Search the records below for the word "product". Pull out each line that has it.

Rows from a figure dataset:
★ ★ ★ ★ ★

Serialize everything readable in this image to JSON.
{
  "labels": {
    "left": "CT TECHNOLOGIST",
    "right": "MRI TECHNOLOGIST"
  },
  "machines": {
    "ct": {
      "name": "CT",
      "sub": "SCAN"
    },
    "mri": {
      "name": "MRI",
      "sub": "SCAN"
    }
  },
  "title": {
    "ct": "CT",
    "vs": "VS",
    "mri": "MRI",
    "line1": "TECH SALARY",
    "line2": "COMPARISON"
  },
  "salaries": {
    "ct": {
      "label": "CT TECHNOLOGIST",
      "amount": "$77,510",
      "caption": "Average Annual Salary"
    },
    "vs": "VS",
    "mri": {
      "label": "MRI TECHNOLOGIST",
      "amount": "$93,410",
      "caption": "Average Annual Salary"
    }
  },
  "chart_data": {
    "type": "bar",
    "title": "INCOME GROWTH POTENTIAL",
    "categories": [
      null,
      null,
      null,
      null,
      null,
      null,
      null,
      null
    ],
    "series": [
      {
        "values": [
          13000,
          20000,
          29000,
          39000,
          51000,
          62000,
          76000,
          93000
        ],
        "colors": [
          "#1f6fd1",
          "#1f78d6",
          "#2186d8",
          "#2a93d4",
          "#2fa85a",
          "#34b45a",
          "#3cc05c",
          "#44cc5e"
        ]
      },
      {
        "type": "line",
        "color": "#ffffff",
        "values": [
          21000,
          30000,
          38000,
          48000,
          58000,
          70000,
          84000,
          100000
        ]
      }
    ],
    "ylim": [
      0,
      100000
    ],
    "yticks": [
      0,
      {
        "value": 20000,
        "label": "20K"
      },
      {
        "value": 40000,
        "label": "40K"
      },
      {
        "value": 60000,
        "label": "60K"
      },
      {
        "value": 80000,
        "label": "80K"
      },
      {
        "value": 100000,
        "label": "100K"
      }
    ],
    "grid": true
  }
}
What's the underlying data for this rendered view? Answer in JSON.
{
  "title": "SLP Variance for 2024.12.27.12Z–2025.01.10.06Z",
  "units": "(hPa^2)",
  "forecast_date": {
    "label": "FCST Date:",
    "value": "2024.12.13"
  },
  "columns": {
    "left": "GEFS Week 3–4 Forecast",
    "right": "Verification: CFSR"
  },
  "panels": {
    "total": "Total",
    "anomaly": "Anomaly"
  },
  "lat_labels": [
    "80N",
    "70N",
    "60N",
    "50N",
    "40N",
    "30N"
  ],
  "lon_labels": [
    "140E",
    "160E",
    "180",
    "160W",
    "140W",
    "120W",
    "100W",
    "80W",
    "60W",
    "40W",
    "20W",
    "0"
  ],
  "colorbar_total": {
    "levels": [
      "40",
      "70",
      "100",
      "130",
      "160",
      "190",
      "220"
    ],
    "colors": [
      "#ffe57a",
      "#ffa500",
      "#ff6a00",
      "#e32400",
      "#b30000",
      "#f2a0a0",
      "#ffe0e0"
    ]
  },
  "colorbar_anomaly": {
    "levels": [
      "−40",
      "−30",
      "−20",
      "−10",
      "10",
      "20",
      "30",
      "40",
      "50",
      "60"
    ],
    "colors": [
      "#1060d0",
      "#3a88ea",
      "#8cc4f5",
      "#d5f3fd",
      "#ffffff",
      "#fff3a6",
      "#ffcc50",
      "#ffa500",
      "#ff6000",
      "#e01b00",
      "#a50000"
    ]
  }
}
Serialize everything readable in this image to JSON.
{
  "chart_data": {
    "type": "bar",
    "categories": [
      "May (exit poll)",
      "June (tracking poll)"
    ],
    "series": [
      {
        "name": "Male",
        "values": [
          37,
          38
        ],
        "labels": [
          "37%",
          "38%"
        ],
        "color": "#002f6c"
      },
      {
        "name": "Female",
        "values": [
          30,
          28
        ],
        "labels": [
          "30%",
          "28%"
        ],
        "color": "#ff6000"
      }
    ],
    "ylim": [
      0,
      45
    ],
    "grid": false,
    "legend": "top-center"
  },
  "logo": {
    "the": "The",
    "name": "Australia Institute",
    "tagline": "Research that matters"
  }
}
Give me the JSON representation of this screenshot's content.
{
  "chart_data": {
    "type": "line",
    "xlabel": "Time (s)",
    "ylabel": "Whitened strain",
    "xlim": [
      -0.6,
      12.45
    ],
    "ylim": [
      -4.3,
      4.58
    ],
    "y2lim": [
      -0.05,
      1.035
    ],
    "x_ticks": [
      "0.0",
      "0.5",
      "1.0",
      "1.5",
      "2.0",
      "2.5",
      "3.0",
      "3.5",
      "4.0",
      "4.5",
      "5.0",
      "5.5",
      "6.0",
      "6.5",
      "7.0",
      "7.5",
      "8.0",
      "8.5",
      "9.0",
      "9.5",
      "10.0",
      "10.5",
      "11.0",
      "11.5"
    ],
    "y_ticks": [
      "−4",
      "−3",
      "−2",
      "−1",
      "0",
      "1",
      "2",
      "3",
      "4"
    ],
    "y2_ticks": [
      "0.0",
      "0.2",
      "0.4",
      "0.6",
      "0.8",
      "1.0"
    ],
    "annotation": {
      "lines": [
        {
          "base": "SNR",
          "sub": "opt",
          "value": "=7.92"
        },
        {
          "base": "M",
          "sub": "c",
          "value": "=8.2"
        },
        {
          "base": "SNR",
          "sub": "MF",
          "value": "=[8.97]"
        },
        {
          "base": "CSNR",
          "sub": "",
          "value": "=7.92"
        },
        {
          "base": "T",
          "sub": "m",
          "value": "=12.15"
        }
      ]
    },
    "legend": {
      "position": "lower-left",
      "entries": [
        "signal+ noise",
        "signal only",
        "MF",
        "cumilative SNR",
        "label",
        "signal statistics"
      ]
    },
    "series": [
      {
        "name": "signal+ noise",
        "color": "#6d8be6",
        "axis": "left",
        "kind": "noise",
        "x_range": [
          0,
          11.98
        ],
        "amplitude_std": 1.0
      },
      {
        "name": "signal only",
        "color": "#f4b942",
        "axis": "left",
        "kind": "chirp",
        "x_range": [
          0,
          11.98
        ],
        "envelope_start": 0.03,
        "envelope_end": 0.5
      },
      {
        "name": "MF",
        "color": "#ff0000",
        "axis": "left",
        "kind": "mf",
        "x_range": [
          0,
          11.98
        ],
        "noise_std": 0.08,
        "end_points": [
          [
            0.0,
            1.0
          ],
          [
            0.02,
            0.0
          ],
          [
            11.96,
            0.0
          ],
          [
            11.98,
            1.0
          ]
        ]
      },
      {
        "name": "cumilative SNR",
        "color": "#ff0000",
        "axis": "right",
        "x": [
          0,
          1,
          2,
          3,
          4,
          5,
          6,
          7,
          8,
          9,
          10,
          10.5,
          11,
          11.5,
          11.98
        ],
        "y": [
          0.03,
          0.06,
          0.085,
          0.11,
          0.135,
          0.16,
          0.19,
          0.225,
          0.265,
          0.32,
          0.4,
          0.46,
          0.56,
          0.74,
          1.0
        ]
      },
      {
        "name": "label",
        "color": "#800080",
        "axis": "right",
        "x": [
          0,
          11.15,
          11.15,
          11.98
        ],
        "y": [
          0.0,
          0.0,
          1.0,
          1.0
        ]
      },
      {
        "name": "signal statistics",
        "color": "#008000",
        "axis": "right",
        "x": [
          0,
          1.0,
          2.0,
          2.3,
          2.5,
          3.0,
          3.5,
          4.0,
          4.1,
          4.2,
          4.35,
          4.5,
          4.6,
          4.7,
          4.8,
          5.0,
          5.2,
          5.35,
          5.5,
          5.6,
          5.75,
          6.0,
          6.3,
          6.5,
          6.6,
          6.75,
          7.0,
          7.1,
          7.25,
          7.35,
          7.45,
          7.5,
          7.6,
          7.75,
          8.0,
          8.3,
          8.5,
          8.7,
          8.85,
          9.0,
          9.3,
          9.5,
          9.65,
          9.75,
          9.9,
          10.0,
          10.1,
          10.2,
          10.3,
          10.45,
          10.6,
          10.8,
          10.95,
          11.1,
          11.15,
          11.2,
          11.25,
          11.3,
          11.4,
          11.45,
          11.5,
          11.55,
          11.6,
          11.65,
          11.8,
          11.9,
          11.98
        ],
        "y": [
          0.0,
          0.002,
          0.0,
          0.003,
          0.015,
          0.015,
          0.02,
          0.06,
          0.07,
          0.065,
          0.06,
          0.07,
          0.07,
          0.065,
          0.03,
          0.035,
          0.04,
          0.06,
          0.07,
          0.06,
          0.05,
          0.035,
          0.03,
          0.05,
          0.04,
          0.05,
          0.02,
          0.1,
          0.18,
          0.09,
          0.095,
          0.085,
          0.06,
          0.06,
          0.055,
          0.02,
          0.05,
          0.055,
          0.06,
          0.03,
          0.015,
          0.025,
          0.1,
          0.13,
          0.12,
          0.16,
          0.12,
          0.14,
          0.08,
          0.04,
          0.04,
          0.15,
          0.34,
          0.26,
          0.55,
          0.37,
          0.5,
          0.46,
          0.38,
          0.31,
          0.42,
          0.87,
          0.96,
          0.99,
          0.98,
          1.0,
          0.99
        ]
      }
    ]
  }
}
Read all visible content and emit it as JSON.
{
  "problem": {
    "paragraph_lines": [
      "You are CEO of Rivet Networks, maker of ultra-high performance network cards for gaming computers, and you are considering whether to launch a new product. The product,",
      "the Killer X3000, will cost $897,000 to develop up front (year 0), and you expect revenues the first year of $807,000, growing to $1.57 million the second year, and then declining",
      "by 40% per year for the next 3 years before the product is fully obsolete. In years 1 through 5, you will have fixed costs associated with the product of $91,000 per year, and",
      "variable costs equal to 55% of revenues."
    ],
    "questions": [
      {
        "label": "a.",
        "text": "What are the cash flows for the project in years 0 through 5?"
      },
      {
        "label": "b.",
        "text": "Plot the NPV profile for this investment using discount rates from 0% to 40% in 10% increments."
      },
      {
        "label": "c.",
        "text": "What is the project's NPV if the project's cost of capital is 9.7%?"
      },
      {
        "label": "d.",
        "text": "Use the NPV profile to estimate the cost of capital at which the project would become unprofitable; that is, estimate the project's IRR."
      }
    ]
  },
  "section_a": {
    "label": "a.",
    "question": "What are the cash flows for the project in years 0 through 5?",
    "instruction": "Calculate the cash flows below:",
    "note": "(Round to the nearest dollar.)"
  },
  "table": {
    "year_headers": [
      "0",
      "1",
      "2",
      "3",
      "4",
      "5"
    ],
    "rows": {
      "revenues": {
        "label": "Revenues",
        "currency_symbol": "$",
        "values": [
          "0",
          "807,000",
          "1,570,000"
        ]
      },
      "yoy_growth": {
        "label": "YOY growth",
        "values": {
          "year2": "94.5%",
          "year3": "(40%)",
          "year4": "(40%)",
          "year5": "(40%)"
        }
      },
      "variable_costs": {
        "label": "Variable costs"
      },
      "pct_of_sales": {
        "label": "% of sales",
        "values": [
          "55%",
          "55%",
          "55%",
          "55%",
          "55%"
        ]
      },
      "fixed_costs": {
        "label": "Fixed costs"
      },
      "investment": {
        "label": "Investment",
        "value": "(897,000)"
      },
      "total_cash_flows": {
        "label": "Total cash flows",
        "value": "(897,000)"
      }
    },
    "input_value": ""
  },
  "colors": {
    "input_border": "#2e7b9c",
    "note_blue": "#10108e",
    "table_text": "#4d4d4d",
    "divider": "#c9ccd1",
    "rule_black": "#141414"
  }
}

★ ★ ★ ★ ★

◆ Result of this task ◆
      "You are CEO of Rivet Networks, maker of ultra-high performance network cards for gaming computers, and you are considering whether to launch a new product. The product,",
      "by 40% per year for the next 3 years before the product is fully obsolete. In years 1 through 5, you will have fixed costs associated with the product of $91,000 per year, and",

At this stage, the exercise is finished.